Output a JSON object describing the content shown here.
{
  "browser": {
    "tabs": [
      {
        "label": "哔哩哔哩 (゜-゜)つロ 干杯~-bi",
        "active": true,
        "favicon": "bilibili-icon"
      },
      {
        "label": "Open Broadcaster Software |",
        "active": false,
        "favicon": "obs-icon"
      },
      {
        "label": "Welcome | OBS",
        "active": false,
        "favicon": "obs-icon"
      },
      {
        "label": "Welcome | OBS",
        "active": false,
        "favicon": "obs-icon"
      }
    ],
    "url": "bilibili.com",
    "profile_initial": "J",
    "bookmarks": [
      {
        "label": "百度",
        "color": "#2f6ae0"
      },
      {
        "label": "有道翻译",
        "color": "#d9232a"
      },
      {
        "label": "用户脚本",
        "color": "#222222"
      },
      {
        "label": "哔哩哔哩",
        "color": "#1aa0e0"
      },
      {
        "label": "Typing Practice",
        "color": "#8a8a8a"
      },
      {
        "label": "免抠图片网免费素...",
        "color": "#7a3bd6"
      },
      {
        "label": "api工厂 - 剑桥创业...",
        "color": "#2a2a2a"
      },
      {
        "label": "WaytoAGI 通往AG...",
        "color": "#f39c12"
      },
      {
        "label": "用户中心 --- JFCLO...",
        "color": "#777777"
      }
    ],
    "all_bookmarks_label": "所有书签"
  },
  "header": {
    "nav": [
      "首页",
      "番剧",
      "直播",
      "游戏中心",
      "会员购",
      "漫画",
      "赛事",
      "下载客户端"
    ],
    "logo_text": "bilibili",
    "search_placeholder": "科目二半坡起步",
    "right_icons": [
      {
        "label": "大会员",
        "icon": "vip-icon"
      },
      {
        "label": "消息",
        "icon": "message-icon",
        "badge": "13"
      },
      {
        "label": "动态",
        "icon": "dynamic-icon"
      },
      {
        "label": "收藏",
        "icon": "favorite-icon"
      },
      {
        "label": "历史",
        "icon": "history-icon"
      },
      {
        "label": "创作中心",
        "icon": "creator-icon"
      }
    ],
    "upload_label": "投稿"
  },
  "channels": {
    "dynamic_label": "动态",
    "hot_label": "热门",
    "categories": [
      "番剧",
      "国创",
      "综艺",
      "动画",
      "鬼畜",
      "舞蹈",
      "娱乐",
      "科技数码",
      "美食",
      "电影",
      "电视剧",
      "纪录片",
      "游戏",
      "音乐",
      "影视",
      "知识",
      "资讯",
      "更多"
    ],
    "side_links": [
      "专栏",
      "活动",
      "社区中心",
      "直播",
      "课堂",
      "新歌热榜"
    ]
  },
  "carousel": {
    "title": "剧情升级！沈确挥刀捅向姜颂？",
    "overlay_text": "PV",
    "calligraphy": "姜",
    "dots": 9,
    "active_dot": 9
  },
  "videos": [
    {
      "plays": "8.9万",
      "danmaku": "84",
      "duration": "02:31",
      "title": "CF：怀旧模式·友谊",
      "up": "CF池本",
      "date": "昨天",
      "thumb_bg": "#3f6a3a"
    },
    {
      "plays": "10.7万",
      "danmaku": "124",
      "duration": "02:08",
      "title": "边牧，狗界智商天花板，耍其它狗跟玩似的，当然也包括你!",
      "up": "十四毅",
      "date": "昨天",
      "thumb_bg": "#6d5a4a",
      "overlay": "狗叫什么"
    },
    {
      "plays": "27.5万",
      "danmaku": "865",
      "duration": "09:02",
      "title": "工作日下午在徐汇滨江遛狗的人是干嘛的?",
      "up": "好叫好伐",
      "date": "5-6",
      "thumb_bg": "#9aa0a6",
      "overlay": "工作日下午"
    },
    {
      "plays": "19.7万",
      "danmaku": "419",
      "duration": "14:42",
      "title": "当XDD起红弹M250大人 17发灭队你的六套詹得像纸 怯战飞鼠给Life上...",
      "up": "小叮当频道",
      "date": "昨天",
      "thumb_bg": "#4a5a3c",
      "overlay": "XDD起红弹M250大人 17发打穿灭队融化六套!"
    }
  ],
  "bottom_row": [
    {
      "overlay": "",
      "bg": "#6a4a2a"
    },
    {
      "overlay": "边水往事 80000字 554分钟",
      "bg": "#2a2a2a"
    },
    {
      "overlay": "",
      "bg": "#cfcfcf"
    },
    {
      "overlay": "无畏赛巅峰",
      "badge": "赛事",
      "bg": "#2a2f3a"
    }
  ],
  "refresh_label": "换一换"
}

Request —
Restate the listing above word for word.

Reply —
Output a JSON object describing the content shown here.
{
  "browser": {
    "tabs": [
      {
        "label": "哔哩哔哩 (゜-゜)つロ 干杯~-bi",
        "active": true,
        "favicon": "bilibili-icon"
      },
      {
        "label": "Open Broadcaster Software |",
        "active": false,
        "favicon": "obs-icon"
      },
      {
        "label": "Welcome | OBS",
        "active": false,
        "favicon": "obs-icon"
      },
      {
        "label": "Welcome | OBS",
        "active": false,
        "favicon": "obs-icon"
      }
    ],
    "url": "bilibili.com",
    "profile_initial": "J",
    "bookmarks": [
      {
        "label": "百度",
        "color": "#2f6ae0"
      },
      {
        "label": "有道翻译",
        "color": "#d9232a"
      },
      {
        "label": "用户脚本",
        "color": "#222222"
      },
      {
        "label": "哔哩哔哩",
        "color": "#1aa0e0"
      },
      {
        "label": "Typing Practice",
        "color": "#8a8a8a"
      },
      {
        "label": "免抠图片网免费素...",
        "color": "#7a3bd6"
      },
      {
        "label": "api工厂 - 剑桥创业...",
        "color": "#2a2a2a"
      },
      {
        "label": "WaytoAGI 通往AG...",
        "color": "#f39c12"
      },
      {
        "label": "用户中心 --- JFCLO...",
        "color": "#777777"
      }
    ],
    "all_bookmarks_label": "所有书签"
  },
  "header": {
    "nav": [
      "首页",
      "番剧",
      "直播",
      "游戏中心",
      "会员购",
      "漫画",
      "赛事",
      "下载客户端"
    ],
    "logo_text": "bilibili",
    "search_placeholder": "科目二半坡起步",
    "right_icons": [
      {
        "label": "大会员",
        "icon": "vip-icon"
      },
      {
        "label": "消息",
        "icon": "message-icon",
        "badge": "13"
      },
      {
        "label": "动态",
        "icon": "dynamic-icon"
      },
      {
        "label": "收藏",
        "icon": "favorite-icon"
      },
      {
        "label": "历史",
        "icon": "history-icon"
      },
      {
        "label": "创作中心",
        "icon": "creator-icon"
      }
    ],
    "upload_label": "投稿"
  },
  "channels": {
    "dynamic_label": "动态",
    "hot_label": "热门",
    "categories": [
      "番剧",
      "国创",
      "综艺",
      "动画",
      "鬼畜",
      "舞蹈",
      "娱乐",
      "科技数码",
      "美食",
      "电影",
      "电视剧",
      "纪录片",
      "游戏",
      "音乐",
      "影视",
      "知识",
      "资讯",
      "更多"
    ],
    "side_links": [
      "专栏",
      "活动",
      "社区中心",
      "直播",
      "课堂",
      "新歌热榜"
    ]
  },
  "carousel": {
    "title": "剧情升级！沈确挥刀捅向姜颂？",
    "overlay_text": "PV",
    "calligraphy": "姜",
    "dots": 9,
    "active_dot": 9
  },
  "videos": [
    {
      "plays": "8.9万",
      "danmaku": "84",
      "duration": "02:31",
      "title": "CF：怀旧模式·友谊",
      "up": "CF池本",
      "date": "昨天",
      "thumb_bg": "#3f6a3a"
    },
    {
      "plays": "10.7万",
      "danmaku": "124",
      "duration": "02:08",
      "title": "边牧，狗界智商天花板，耍其它狗跟玩似的，当然也包括你!",
      "up": "十四毅",
      "date": "昨天",
      "thumb_bg": "#6d5a4a",
      "overlay": "狗叫什么"
    },
    {
      "plays": "27.5万",
      "danmaku": "865",
      "duration": "09:02",
      "title": "工作日下午在徐汇滨江遛狗的人是干嘛的?",
      "up": "好叫好伐",
      "date": "5-6",
      "thumb_bg": "#9aa0a6",
      "overlay": "工作日下午"
    },
    {
      "plays": "19.7万",
      "danmaku": "419",
      "duration": "14:42",
      "title": "当XDD起红弹M250大人 17发灭队你的六套詹得像纸 怯战飞鼠给Life上...",
      "up": "小叮当频道",
      "date": "昨天",
      "thumb_bg": "#4a5a3c",
      "overlay": "XDD起红弹M250大人 17发打穿灭队融化六套!"
    }
  ],
  "bottom_row": [
    {
      "overlay": "",
      "bg": "#6a4a2a"
    },
    {
      "overlay": "边水往事 80000字 554分钟",
      "bg": "#2a2a2a"
    },
    {
      "overlay": "",
      "bg": "#cfcfcf"
    },
    {
      "overlay": "无畏赛巅峰",
      "badge": "赛事",
      "bg": "#2a2f3a"
    }
  ],
  "refresh_label": "换一换"
}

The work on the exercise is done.